• [Set problem]
How many lines of these records hold the string "устанавливаются"? Reply with the number alone.
━━━
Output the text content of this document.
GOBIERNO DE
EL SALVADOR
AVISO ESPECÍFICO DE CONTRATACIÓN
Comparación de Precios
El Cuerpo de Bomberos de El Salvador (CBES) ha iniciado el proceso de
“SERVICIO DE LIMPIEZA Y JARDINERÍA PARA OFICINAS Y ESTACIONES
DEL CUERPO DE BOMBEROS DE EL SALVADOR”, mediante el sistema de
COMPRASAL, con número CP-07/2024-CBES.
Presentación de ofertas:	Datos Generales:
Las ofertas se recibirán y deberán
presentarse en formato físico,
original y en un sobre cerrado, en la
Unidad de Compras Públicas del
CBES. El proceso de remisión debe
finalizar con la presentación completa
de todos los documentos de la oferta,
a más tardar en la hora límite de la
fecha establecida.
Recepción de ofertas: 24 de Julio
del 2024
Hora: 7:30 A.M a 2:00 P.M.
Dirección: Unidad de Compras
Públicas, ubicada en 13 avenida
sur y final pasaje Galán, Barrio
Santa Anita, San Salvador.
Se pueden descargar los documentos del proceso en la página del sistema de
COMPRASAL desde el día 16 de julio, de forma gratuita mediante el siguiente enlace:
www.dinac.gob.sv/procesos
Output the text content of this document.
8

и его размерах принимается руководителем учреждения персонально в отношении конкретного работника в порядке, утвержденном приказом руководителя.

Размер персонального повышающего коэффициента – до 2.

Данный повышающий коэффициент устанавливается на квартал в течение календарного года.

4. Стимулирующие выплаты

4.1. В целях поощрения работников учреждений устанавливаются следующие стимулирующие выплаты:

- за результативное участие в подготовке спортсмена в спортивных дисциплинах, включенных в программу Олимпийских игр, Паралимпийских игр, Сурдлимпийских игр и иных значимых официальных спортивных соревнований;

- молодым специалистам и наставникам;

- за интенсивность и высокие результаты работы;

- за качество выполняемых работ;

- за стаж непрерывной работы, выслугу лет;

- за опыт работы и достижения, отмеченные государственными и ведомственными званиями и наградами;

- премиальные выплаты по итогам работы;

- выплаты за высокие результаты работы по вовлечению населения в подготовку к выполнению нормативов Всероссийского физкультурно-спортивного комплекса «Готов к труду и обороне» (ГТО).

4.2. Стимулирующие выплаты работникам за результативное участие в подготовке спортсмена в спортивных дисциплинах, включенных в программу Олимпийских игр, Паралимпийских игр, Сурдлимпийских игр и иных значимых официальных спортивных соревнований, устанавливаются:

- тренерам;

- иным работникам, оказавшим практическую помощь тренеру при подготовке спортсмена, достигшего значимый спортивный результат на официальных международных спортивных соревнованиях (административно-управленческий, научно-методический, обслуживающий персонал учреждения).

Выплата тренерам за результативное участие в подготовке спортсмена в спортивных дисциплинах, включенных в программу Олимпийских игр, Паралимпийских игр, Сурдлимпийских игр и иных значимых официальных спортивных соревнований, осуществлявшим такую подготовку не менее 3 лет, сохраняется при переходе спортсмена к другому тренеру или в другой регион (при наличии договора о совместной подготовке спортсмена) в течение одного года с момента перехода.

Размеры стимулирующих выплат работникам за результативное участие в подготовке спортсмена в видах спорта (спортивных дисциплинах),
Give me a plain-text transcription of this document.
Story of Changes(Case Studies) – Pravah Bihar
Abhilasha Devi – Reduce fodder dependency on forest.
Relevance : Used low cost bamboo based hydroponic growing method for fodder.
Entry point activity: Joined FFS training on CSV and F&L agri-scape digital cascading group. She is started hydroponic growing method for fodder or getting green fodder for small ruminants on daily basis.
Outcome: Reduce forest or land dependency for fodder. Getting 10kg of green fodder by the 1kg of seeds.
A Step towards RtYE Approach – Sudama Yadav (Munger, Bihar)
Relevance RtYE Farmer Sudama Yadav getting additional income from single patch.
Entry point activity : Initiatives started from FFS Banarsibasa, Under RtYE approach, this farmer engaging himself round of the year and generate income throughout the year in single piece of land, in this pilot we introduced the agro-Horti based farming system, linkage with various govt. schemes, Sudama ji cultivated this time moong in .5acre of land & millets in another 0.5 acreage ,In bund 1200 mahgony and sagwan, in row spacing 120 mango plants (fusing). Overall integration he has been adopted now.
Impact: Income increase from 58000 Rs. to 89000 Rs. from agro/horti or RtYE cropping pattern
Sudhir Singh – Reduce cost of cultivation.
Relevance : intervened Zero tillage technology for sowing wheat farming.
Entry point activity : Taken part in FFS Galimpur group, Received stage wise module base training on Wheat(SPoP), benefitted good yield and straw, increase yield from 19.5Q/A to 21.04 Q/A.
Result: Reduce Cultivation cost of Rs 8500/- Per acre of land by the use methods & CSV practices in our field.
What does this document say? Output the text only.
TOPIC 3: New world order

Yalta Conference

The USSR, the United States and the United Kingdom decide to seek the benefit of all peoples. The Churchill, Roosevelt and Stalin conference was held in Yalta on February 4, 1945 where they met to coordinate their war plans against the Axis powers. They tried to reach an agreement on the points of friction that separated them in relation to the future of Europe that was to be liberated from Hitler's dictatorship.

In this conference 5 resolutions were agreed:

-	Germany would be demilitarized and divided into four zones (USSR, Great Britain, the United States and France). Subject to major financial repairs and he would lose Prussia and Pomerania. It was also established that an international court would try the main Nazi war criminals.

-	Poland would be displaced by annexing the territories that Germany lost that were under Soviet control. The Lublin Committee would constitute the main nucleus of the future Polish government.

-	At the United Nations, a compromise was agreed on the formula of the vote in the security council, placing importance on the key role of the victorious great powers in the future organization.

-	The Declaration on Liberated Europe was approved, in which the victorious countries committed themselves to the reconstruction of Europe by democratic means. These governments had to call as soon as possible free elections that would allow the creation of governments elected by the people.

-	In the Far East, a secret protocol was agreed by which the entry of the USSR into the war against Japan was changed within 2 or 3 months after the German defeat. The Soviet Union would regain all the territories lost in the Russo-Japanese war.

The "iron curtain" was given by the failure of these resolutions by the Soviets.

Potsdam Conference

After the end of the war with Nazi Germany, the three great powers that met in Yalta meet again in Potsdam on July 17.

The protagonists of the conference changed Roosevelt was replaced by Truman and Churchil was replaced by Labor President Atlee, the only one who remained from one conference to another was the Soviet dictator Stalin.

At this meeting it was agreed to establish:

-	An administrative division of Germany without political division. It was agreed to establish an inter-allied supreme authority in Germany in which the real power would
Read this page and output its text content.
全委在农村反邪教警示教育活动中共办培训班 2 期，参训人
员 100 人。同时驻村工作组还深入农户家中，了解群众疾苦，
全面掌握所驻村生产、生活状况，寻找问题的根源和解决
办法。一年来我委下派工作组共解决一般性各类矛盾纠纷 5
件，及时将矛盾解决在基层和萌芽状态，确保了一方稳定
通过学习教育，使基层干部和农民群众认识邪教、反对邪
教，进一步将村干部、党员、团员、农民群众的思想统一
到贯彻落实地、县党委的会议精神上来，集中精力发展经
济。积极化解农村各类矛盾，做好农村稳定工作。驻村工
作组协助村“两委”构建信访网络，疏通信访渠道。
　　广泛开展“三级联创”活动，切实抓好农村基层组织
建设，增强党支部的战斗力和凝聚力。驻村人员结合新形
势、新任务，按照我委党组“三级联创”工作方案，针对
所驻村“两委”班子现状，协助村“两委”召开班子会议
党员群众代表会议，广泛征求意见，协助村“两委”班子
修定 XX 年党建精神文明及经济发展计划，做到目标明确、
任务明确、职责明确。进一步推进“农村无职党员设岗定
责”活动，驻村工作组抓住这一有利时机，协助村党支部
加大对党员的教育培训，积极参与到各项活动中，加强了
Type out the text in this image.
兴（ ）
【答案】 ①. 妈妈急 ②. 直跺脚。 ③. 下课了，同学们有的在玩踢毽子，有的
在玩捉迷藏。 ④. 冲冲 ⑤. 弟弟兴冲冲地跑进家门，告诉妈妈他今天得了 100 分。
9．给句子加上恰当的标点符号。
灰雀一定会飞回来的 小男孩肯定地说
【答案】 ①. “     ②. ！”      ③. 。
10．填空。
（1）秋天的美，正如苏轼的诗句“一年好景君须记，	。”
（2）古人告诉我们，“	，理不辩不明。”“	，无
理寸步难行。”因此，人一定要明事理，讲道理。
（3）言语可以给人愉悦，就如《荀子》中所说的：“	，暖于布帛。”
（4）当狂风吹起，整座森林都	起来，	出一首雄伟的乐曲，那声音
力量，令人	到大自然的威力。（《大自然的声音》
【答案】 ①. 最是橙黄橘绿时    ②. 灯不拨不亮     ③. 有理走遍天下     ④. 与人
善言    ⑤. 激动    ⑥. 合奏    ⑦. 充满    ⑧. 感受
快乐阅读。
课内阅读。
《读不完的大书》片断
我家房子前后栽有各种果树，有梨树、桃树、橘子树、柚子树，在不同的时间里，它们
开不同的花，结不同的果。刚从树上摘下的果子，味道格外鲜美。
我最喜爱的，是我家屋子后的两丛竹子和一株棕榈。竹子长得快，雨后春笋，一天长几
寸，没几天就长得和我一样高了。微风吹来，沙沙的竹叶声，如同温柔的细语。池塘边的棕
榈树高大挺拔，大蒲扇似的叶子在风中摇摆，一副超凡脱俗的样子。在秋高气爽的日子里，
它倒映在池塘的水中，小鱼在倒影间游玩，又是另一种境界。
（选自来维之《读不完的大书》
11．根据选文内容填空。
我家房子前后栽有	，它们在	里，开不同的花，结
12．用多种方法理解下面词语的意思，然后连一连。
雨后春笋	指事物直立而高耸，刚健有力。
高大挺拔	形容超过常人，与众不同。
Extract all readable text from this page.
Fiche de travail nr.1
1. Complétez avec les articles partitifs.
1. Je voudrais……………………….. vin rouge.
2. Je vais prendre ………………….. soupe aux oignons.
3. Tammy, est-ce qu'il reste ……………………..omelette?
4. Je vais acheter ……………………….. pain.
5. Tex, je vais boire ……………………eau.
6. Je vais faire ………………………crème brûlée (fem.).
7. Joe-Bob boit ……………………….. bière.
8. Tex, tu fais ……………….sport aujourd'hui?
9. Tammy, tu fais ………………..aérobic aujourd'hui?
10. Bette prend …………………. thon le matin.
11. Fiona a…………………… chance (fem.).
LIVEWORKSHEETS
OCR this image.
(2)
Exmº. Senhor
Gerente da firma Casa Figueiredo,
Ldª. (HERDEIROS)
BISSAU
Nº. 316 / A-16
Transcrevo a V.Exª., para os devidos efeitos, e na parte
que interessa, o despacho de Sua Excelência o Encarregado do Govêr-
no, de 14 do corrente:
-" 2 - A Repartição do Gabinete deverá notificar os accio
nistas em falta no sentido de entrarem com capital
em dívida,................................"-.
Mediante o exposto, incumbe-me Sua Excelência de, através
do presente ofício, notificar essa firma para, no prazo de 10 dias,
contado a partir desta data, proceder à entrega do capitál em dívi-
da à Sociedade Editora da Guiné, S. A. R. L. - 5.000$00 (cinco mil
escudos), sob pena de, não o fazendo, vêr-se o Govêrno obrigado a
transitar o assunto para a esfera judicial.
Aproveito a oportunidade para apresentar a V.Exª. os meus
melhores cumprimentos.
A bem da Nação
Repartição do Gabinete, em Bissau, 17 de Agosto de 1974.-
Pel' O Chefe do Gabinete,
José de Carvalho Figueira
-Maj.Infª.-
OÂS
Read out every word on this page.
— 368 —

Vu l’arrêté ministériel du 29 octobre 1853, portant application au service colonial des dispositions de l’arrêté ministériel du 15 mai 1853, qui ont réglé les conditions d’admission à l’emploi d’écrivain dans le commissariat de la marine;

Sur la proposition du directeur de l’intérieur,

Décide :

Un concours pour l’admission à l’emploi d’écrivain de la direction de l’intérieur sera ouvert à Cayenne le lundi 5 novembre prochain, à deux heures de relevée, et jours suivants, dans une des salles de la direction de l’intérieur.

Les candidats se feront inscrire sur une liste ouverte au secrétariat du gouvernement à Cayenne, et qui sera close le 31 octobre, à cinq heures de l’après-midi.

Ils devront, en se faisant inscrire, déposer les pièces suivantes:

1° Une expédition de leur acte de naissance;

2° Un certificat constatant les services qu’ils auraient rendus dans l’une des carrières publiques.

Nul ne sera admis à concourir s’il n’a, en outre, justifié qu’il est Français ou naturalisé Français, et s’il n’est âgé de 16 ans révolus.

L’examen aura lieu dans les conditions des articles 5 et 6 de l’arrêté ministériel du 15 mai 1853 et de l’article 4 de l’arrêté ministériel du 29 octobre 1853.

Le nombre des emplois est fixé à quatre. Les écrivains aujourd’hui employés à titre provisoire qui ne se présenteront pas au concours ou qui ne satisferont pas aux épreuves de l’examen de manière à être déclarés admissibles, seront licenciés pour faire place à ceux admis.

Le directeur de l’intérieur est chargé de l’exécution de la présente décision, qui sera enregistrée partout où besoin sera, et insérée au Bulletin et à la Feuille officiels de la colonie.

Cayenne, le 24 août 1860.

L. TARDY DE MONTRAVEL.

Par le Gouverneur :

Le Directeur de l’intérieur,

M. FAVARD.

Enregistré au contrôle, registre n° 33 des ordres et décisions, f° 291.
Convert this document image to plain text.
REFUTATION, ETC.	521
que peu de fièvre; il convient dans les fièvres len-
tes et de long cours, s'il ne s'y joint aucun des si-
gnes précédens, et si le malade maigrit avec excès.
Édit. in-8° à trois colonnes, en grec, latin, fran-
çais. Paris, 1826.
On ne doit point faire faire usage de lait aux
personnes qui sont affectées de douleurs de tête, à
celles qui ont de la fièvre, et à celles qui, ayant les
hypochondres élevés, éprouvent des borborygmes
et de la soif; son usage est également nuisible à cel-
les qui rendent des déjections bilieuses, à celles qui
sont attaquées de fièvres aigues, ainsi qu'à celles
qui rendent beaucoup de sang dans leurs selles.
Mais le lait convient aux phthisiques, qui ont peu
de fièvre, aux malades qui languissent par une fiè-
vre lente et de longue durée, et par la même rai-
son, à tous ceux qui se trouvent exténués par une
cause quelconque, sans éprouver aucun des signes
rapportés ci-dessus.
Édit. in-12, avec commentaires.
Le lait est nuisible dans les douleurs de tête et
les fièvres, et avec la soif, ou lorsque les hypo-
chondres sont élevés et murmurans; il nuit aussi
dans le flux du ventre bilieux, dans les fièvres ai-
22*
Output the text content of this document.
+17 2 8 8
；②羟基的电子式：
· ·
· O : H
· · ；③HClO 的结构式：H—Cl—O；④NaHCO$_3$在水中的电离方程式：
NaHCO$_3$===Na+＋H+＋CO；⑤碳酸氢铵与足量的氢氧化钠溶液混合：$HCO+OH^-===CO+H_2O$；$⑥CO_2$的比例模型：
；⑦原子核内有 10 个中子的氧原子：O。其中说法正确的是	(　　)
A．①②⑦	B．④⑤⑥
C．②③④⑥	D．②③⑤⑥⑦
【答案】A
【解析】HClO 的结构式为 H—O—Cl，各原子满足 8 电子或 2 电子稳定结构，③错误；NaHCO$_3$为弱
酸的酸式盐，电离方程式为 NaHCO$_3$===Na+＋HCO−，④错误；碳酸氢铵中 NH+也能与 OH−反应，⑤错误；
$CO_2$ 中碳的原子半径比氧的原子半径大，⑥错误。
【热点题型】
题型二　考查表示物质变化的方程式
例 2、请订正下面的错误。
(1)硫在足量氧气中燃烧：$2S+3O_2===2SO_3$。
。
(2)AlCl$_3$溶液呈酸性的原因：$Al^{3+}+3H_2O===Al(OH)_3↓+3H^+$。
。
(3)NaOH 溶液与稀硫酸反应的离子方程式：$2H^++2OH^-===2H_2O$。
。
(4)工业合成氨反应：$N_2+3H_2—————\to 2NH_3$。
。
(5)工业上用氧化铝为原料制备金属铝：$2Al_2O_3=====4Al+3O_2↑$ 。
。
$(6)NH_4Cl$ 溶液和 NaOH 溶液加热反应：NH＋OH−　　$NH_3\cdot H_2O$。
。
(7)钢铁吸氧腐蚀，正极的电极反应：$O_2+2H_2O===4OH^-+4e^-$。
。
━━━
• [Exercise answer]
2